▸ **Written task**:
In the data below, find every line that has the string "Ball", and copy it.

┄┄┄┄┄┄┄┄┄┄┄┄┄┄┄┄┄┄┄┄

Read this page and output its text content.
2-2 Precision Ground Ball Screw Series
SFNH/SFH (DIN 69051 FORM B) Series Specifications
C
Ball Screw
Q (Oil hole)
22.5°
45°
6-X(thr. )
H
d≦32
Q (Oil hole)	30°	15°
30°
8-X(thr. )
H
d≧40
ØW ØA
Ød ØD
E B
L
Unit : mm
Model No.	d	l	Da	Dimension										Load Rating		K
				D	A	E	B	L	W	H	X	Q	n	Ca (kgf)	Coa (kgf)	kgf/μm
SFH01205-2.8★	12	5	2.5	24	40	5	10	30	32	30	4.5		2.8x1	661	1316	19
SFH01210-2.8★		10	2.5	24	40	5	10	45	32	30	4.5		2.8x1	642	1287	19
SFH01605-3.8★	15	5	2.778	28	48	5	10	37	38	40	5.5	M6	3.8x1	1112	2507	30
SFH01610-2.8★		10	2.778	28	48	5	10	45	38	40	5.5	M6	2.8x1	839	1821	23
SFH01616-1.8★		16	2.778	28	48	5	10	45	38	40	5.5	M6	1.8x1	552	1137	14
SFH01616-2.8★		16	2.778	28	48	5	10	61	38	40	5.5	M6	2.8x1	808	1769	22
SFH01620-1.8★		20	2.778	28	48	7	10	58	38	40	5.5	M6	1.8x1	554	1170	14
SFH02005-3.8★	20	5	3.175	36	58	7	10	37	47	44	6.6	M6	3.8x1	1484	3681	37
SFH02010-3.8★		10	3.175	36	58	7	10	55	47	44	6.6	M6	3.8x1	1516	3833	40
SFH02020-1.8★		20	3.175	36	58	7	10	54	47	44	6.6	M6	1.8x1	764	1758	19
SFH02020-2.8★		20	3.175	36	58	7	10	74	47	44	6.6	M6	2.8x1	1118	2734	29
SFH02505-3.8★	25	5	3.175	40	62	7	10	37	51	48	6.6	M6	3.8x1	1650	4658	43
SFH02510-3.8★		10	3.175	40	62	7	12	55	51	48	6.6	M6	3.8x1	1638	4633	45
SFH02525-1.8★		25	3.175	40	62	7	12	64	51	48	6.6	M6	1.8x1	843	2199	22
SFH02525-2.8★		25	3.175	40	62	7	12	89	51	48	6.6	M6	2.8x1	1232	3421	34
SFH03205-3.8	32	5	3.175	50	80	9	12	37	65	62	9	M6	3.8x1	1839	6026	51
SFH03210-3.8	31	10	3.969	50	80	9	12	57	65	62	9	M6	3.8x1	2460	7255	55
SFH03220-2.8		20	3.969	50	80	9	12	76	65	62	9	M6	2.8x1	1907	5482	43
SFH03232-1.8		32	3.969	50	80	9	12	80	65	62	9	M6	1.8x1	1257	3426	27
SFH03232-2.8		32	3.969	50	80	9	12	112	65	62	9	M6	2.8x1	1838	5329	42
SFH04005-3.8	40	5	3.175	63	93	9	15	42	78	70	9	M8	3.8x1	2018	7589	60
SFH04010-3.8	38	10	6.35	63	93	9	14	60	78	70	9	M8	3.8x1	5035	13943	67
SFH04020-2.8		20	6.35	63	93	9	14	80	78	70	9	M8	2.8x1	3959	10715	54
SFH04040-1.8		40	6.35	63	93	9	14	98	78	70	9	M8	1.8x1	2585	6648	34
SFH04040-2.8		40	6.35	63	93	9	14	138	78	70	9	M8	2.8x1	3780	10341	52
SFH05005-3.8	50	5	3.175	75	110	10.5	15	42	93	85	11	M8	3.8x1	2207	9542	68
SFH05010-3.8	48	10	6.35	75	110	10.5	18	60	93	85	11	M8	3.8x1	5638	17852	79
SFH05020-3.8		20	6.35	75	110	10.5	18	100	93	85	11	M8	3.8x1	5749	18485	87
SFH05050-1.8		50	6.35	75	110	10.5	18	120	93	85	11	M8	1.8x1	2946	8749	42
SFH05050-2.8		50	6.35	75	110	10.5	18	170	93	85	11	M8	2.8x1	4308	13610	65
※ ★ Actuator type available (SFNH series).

┄┄┄┄┄┄┄┄┄┄┄┄┄┄┄┄┄┄┄┄

▸ **Written response**:
2-2 Precision Ground Ball Screw Series
Ball Screw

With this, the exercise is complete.